**Instruction**
Write out every line of the material as it stands, apart from the pictures.

(Source records)
[BEGIN]
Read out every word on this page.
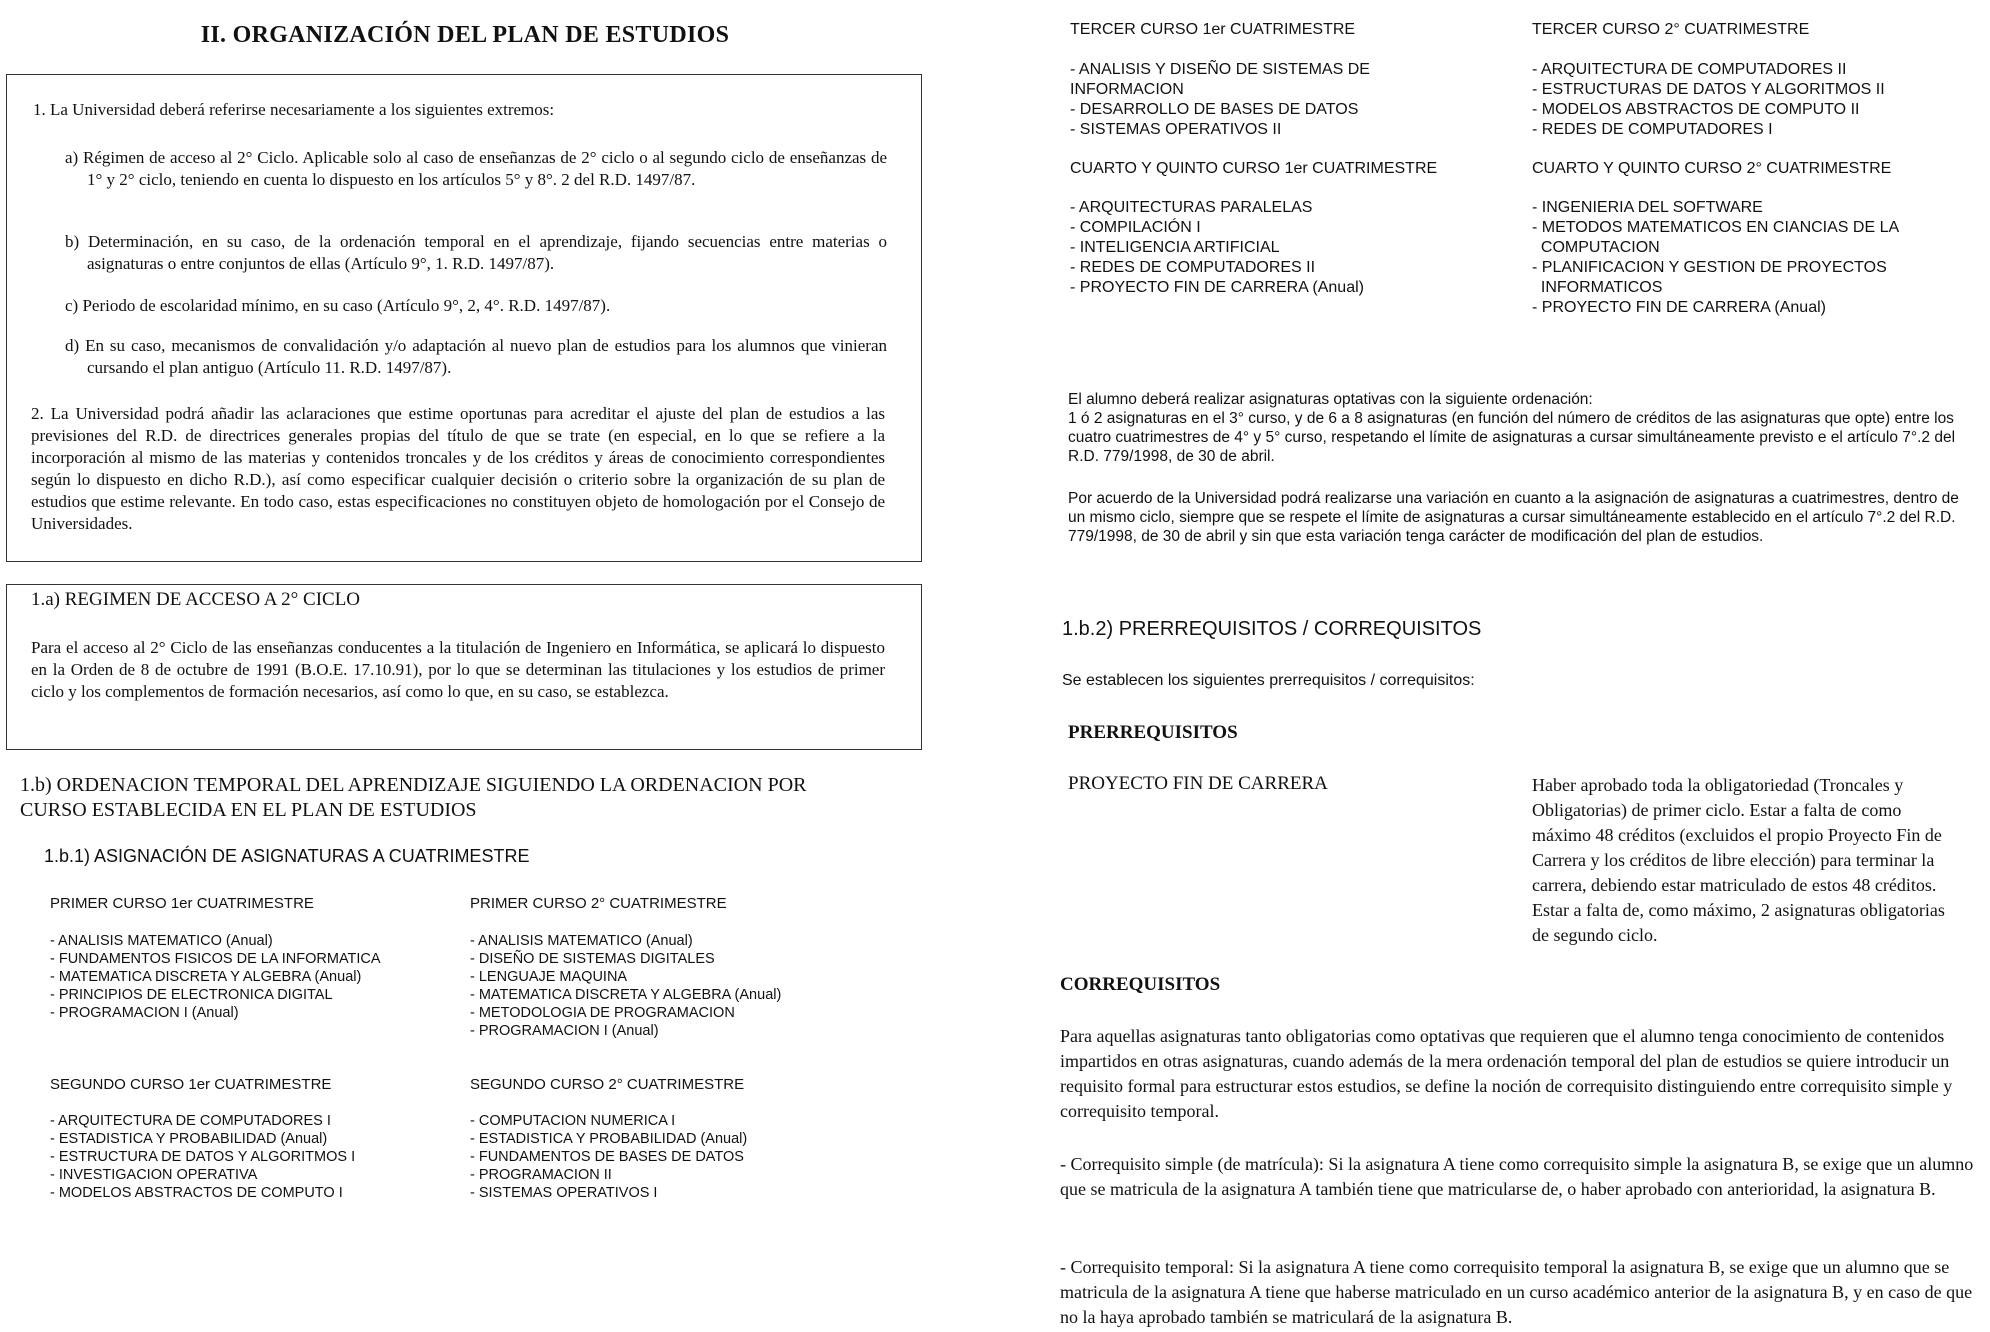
II. ORGANIZACIÓN DEL PLAN DE ESTUDIOS
1. La Universidad deberá referirse necesariamente a los siguientes extremos:
a) Régimen de acceso al 2° Ciclo. Aplicable solo al caso de enseñanzas de 2° ciclo o al segundo ciclo de enseñanzas de 1° y 2° ciclo, teniendo en cuenta lo dispuesto en los artículos 5° y 8°. 2 del R.D. 1497/87.
b) Determinación, en su caso, de la ordenación temporal en el aprendizaje, fijando secuencias entre materias o asignaturas o entre conjuntos de ellas (Artículo 9°, 1. R.D. 1497/87).
c) Periodo de escolaridad mínimo, en su caso (Artículo 9°, 2, 4°. R.D. 1497/87).
d) En su caso, mecanismos de convalidación y/o adaptación al nuevo plan de estudios para los alumnos que vinieran cursando el plan antiguo (Artículo 11. R.D. 1497/87).
2. La Universidad podrá añadir las aclaraciones que estime oportunas para acreditar el ajuste del plan de estudios a las previsiones del R.D. de directrices generales propias del título de que se trate (en especial, en lo que se refiere a la incorporación al mismo de las materias y contenidos troncales y de los créditos y áreas de conocimiento correspondientes según lo dispuesto en dicho R.D.), así como especificar cualquier decisión o criterio sobre la organización de su plan de estudios que estime relevante. En todo caso, estas especificaciones no constituyen objeto de homologación por el Consejo de Universidades.
1.a) REGIMEN DE ACCESO A 2° CICLO
Para el acceso al 2° Ciclo de las enseñanzas conducentes a la titulación de Ingeniero en Informática, se aplicará lo dispuesto en la Orden de 8 de octubre de 1991 (B.O.E. 17.10.91), por lo que se determinan las titulaciones y los estudios de primer ciclo y los complementos de formación necesarios, así como lo que, en su caso, se establezca.
1.b) ORDENACION TEMPORAL DEL APRENDIZAJE SIGUIENDO LA ORDENACION POR
CURSO ESTABLECIDA EN EL PLAN DE ESTUDIOS
1.b.1) ASIGNACIÓN DE ASIGNATURAS A CUATRIMESTRE
PRIMER CURSO 1er CUATRIMESTRE
- ANALISIS MATEMATICO (Anual)
- FUNDAMENTOS FISICOS DE LA INFORMATICA
- MATEMATICA DISCRETA Y ALGEBRA (Anual)
- PRINCIPIOS DE ELECTRONICA DIGITAL
- PROGRAMACION I (Anual)
PRIMER CURSO 2° CUATRIMESTRE
- ANALISIS MATEMATICO (Anual)
- DISEÑO DE SISTEMAS DIGITALES
- LENGUAJE MAQUINA
- MATEMATICA DISCRETA Y ALGEBRA (Anual)
- METODOLOGIA DE PROGRAMACION
- PROGRAMACION I (Anual)
SEGUNDO CURSO 1er CUATRIMESTRE
- ARQUITECTURA DE COMPUTADORES I
- ESTADISTICA Y PROBABILIDAD (Anual)
- ESTRUCTURA DE DATOS Y ALGORITMOS I
- INVESTIGACION OPERATIVA
- MODELOS ABSTRACTOS DE COMPUTO I
SEGUNDO CURSO 2° CUATRIMESTRE
- COMPUTACION NUMERICA I
- ESTADISTICA Y PROBABILIDAD (Anual)
- FUNDAMENTOS DE BASES DE DATOS
- PROGRAMACION II
- SISTEMAS OPERATIVOS I
TERCER CURSO 1er CUATRIMESTRE
- ANALISIS Y DISEÑO DE SISTEMAS DE
INFORMACION
- DESARROLLO DE BASES DE DATOS
- SISTEMAS OPERATIVOS II
TERCER CURSO 2° CUATRIMESTRE
- ARQUITECTURA DE COMPUTADORES II
- ESTRUCTURAS DE DATOS Y ALGORITMOS II
- MODELOS ABSTRACTOS DE COMPUTO II
- REDES DE COMPUTADORES I
CUARTO Y QUINTO CURSO 1er CUATRIMESTRE
- ARQUITECTURAS PARALELAS
- COMPILACIÓN I
- INTELIGENCIA ARTIFICIAL
- REDES DE COMPUTADORES II
- PROYECTO FIN DE CARRERA (Anual)
CUARTO Y QUINTO CURSO 2° CUATRIMESTRE
- INGENIERIA DEL SOFTWARE
- METODOS MATEMATICOS EN CIANCIAS DE LA
COMPUTACION
- PLANIFICACION Y GESTION DE PROYECTOS
INFORMATICOS
- PROYECTO FIN DE CARRERA (Anual)
El alumno deberá realizar asignaturas optativas con la siguiente ordenación:
1 ó 2 asignaturas en el 3° curso, y de 6 a 8 asignaturas (en función del número de créditos de las asignaturas que opte) entre los cuatro cuatrimestres de 4° y 5° curso, respetando el límite de asignaturas a cursar simultáneamente previsto e el artículo 7°.2 del R.D. 779/1998, de 30 de abril.
Por acuerdo de la Universidad podrá realizarse una variación en cuanto a la asignación de asignaturas a cuatrimestres, dentro de un mismo ciclo, siempre que se respete el límite de asignaturas a cursar simultáneamente establecido en el artículo 7°.2 del R.D. 779/1998, de 30 de abril y sin que esta variación tenga carácter de modificación del plan de estudios.
1.b.2) PRERREQUISITOS / CORREQUISITOS
Se establecen los siguientes prerrequisitos / correquisitos:
PRERREQUISITOS
PROYECTO FIN DE CARRERA	Haber aprobado toda la obligatoriedad (Troncales y Obligatorias) de primer ciclo. Estar a falta de como máximo 48 créditos (excluidos el propio Proyecto Fin de Carrera y los créditos de libre elección) para terminar la carrera, debiendo estar matriculado de estos 48 créditos. Estar a falta de, como máximo, 2 asignaturas obligatorias de segundo ciclo.
CORREQUISITOS
Para aquellas asignaturas tanto obligatorias como optativas que requieren que el alumno tenga conocimiento de contenidos impartidos en otras asignaturas, cuando además de la mera ordenación temporal del plan de estudios se quiere introducir un requisito formal para estructurar estos estudios, se define la noción de correquisito distinguiendo entre correquisito simple y correquisito temporal.
- Correquisito simple (de matrícula): Si la asignatura A tiene como correquisito simple la asignatura B, se exige que un alumno que se matricula de la asignatura A también tiene que matricularse de, o haber aprobado con anterioridad, la asignatura B.
- Correquisito temporal: Si la asignatura A tiene como correquisito temporal la asignatura B, se exige que un alumno que se matricula de la asignatura A tiene que haberse matriculado en un curso académico anterior de la asignatura B, y en caso de que no la haya aprobado también se matriculará de la asignatura B.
[END]
**Written solution**
Read out every word on this page.
II. ORGANIZACIÓN DEL PLAN DE ESTUDIOS
1. La Universidad deberá referirse necesariamente a los siguientes extremos:
a) Régimen de acceso al 2° Ciclo. Aplicable solo al caso de enseñanzas de 2° ciclo o al segundo ciclo de enseñanzas de 1° y 2° ciclo, teniendo en cuenta lo dispuesto en los artículos 5° y 8°. 2 del R.D. 1497/87.
b) Determinación, en su caso, de la ordenación temporal en el aprendizaje, fijando secuencias entre materias o asignaturas o entre conjuntos de ellas (Artículo 9°, 1. R.D. 1497/87).
c) Periodo de escolaridad mínimo, en su caso (Artículo 9°, 2, 4°. R.D. 1497/87).
d) En su caso, mecanismos de convalidación y/o adaptación al nuevo plan de estudios para los alumnos que vinieran cursando el plan antiguo (Artículo 11. R.D. 1497/87).
2. La Universidad podrá añadir las aclaraciones que estime oportunas para acreditar el ajuste del plan de estudios a las previsiones del R.D. de directrices generales propias del título de que se trate (en especial, en lo que se refiere a la incorporación al mismo de las materias y contenidos troncales y de los créditos y áreas de conocimiento correspondientes según lo dispuesto en dicho R.D.), así como especificar cualquier decisión o criterio sobre la organización de su plan de estudios que estime relevante. En todo caso, estas especificaciones no constituyen objeto de homologación por el Consejo de Universidades.
1.a) REGIMEN DE ACCESO A 2° CICLO
Para el acceso al 2° Ciclo de las enseñanzas conducentes a la titulación de Ingeniero en Informática, se aplicará lo dispuesto en la Orden de 8 de octubre de 1991 (B.O.E. 17.10.91), por lo que se determinan las titulaciones y los estudios de primer ciclo y los complementos de formación necesarios, así como lo que, en su caso, se establezca.
1.b) ORDENACION TEMPORAL DEL APRENDIZAJE SIGUIENDO LA ORDENACION POR
CURSO ESTABLECIDA EN EL PLAN DE ESTUDIOS
1.b.1) ASIGNACIÓN DE ASIGNATURAS A CUATRIMESTRE
PRIMER CURSO 1er CUATRIMESTRE
- ANALISIS MATEMATICO (Anual)
- FUNDAMENTOS FISICOS DE LA INFORMATICA
- MATEMATICA DISCRETA Y ALGEBRA (Anual)
- PRINCIPIOS DE ELECTRONICA DIGITAL
- PROGRAMACION I (Anual)
PRIMER CURSO 2° CUATRIMESTRE
- ANALISIS MATEMATICO (Anual)
- DISEÑO DE SISTEMAS DIGITALES
- LENGUAJE MAQUINA
- MATEMATICA DISCRETA Y ALGEBRA (Anual)
- METODOLOGIA DE PROGRAMACION
- PROGRAMACION I (Anual)
SEGUNDO CURSO 1er CUATRIMESTRE
- ARQUITECTURA DE COMPUTADORES I
- ESTADISTICA Y PROBABILIDAD (Anual)
- ESTRUCTURA DE DATOS Y ALGORITMOS I
- INVESTIGACION OPERATIVA
- MODELOS ABSTRACTOS DE COMPUTO I
SEGUNDO CURSO 2° CUATRIMESTRE
- COMPUTACION NUMERICA I
- ESTADISTICA Y PROBABILIDAD (Anual)
- FUNDAMENTOS DE BASES DE DATOS
- PROGRAMACION II
- SISTEMAS OPERATIVOS I
TERCER CURSO 1er CUATRIMESTRE
- ANALISIS Y DISEÑO DE SISTEMAS DE
INFORMACION
- DESARROLLO DE BASES DE DATOS
- SISTEMAS OPERATIVOS II
TERCER CURSO 2° CUATRIMESTRE
- ARQUITECTURA DE COMPUTADORES II
- ESTRUCTURAS DE DATOS Y ALGORITMOS II
- MODELOS ABSTRACTOS DE COMPUTO II
- REDES DE COMPUTADORES I
CUARTO Y QUINTO CURSO 1er CUATRIMESTRE
- ARQUITECTURAS PARALELAS
- COMPILACIÓN I
- INTELIGENCIA ARTIFICIAL
- REDES DE COMPUTADORES II
- PROYECTO FIN DE CARRERA (Anual)
CUARTO Y QUINTO CURSO 2° CUATRIMESTRE
- INGENIERIA DEL SOFTWARE
- METODOS MATEMATICOS EN CIANCIAS DE LA
COMPUTACION
- PLANIFICACION Y GESTION DE PROYECTOS
INFORMATICOS
- PROYECTO FIN DE CARRERA (Anual)
El alumno deberá realizar asignaturas optativas con la siguiente ordenación:
1 ó 2 asignaturas en el 3° curso, y de 6 a 8 asignaturas (en función del número de créditos de las asignaturas que opte) entre los cuatro cuatrimestres de 4° y 5° curso, respetando el límite de asignaturas a cursar simultáneamente previsto e el artículo 7°.2 del R.D. 779/1998, de 30 de abril.
Por acuerdo de la Universidad podrá realizarse una variación en cuanto a la asignación de asignaturas a cuatrimestres, dentro de un mismo ciclo, siempre que se respete el límite de asignaturas a cursar simultáneamente establecido en el artículo 7°.2 del R.D. 779/1998, de 30 de abril y sin que esta variación tenga carácter de modificación del plan de estudios.
1.b.2) PRERREQUISITOS / CORREQUISITOS
Se establecen los siguientes prerrequisitos / correquisitos:
PRERREQUISITOS
PROYECTO FIN DE CARRERA	Haber aprobado toda la obligatoriedad (Troncales y Obligatorias) de primer ciclo. Estar a falta de como máximo 48 créditos (excluidos el propio Proyecto Fin de Carrera y los créditos de libre elección) para terminar la carrera, debiendo estar matriculado de estos 48 créditos. Estar a falta de, como máximo, 2 asignaturas obligatorias de segundo ciclo.
CORREQUISITOS
Para aquellas asignaturas tanto obligatorias como optativas que requieren que el alumno tenga conocimiento de contenidos impartidos en otras asignaturas, cuando además de la mera ordenación temporal del plan de estudios se quiere introducir un requisito formal para estructurar estos estudios, se define la noción de correquisito distinguiendo entre correquisito simple y correquisito temporal.
- Correquisito simple (de matrícula): Si la asignatura A tiene como correquisito simple la asignatura B, se exige que un alumno que se matricula de la asignatura A también tiene que matricularse de, o haber aprobado con anterioridad, la asignatura B.
- Correquisito temporal: Si la asignatura A tiene como correquisito temporal la asignatura B, se exige que un alumno que se matricula de la asignatura A tiene que haberse matriculado en un curso académico anterior de la asignatura B, y en caso de que no la haya aprobado también se matriculará de la asignatura B.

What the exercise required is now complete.